Stored entries
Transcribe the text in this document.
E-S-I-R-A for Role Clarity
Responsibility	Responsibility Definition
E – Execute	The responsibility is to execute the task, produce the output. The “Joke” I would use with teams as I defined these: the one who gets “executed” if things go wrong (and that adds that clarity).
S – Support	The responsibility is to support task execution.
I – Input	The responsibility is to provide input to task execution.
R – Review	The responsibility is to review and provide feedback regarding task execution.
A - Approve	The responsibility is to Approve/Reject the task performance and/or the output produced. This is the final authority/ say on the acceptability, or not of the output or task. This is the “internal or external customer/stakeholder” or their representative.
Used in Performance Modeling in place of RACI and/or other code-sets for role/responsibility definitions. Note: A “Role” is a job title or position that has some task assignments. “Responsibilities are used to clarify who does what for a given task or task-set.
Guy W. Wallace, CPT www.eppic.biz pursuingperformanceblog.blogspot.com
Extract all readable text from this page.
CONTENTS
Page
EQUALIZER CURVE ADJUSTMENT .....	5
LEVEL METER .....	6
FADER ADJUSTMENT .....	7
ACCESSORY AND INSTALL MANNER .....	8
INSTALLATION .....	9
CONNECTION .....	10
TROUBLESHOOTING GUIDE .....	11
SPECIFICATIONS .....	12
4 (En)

**Short task:**
Reproduce only the lines between the line containing "Extract all readable text from this page." and the last line of the records, those two lines included, exactly.

**Answer to the problem:**
Extract all readable text from this page.
CONTENTS
Page
EQUALIZER CURVE ADJUSTMENT .....	5
LEVEL METER .....	6
FADER ADJUSTMENT .....	7
ACCESSORY AND INSTALL MANNER .....	8
INSTALLATION .....	9
CONNECTION .....	10
TROUBLESHOOTING GUIDE .....	11
SPECIFICATIONS .....	12
4 (En)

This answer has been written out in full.